[start]

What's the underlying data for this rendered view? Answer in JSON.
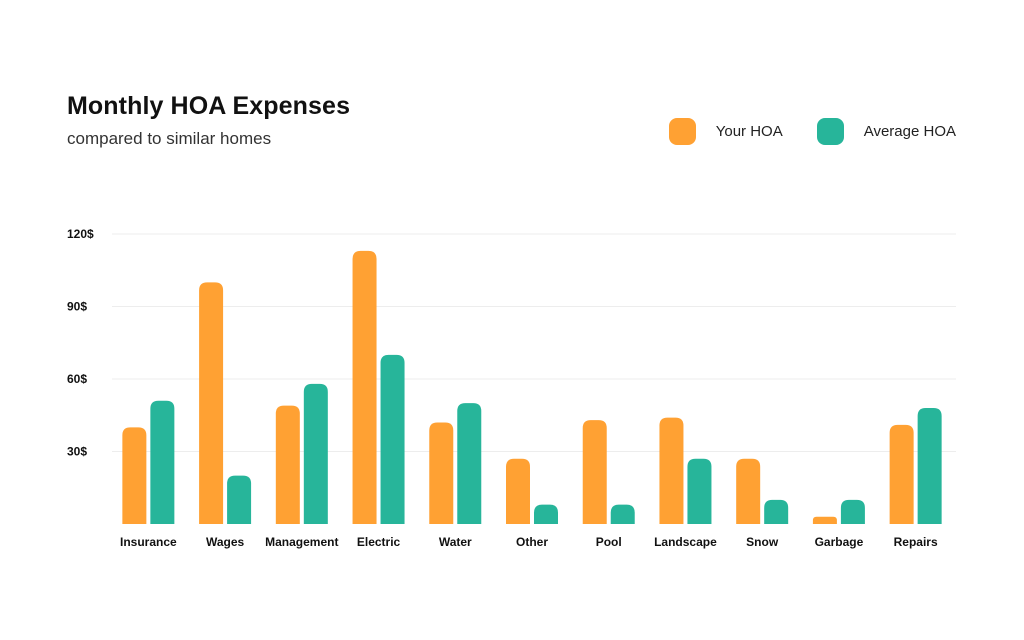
{
  "title": "Monthly HOA Expenses",
  "subtitle": "compared to similar homes",
  "colors": {
    "your": "#FFA133",
    "average": "#27B59A",
    "grid": "#EDEDED"
  },
  "chart_data": {
    "type": "bar",
    "title": "Monthly HOA Expenses",
    "subtitle": "compared to similar homes",
    "categories": [
      "Insurance",
      "Wages",
      "Management",
      "Electric",
      "Water",
      "Other",
      "Pool",
      "Landscape",
      "Snow",
      "Garbage",
      "Repairs"
    ],
    "series": [
      {
        "name": "Your HOA",
        "color": "#FFA133",
        "values": [
          40,
          100,
          49,
          113,
          42,
          27,
          43,
          44,
          27,
          3,
          41
        ]
      },
      {
        "name": "Average HOA",
        "color": "#27B59A",
        "values": [
          51,
          20,
          58,
          70,
          50,
          8,
          8,
          27,
          10,
          10,
          48
        ]
      }
    ],
    "yticks": [
      30,
      60,
      90,
      120
    ],
    "ytick_labels": [
      "30$",
      "60$",
      "90$",
      "120$"
    ],
    "ylim": [
      0,
      120
    ],
    "grid": true,
    "legend_position": "top-right"
  }
}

[end]

**Stated problem**
Pictures are to be left out; all else in the entries above is to be quoted exactly.

**Solution for this task**
What's the underlying data for this rendered view? Answer in JSON.
{
  "title": "Monthly HOA Expenses",
  "subtitle": "compared to similar homes",
  "colors": {
    "your": "#FFA133",
    "average": "#27B59A",
    "grid": "#EDEDED"
  },
  "chart_data": {
    "type": "bar",
    "title": "Monthly HOA Expenses",
    "subtitle": "compared to similar homes",
    "categories": [
      "Insurance",
      "Wages",
      "Management",
      "Electric",
      "Water",
      "Other",
      "Pool",
      "Landscape",
      "Snow",
      "Garbage",
      "Repairs"
    ],
    "series": [
      {
        "name": "Your HOA",
        "color": "#FFA133",
        "values": [
          40,
          100,
          49,
          113,
          42,
          27,
          43,
          44,
          27,
          3,
          41
        ]
      },
      {
        "name": "Average HOA",
        "color": "#27B59A",
        "values": [
          51,
          20,
          58,
          70,
          50,
          8,
          8,
          27,
          10,
          10,
          48
        ]
      }
    ],
    "yticks": [
      30,
      60,
      90,
      120
    ],
    "ytick_labels": [
      "30$",
      "60$",
      "90$",
      "120$"
    ],
    "ylim": [
      0,
      120
    ],
    "grid": true,
    "legend_position": "top-right"
  }
}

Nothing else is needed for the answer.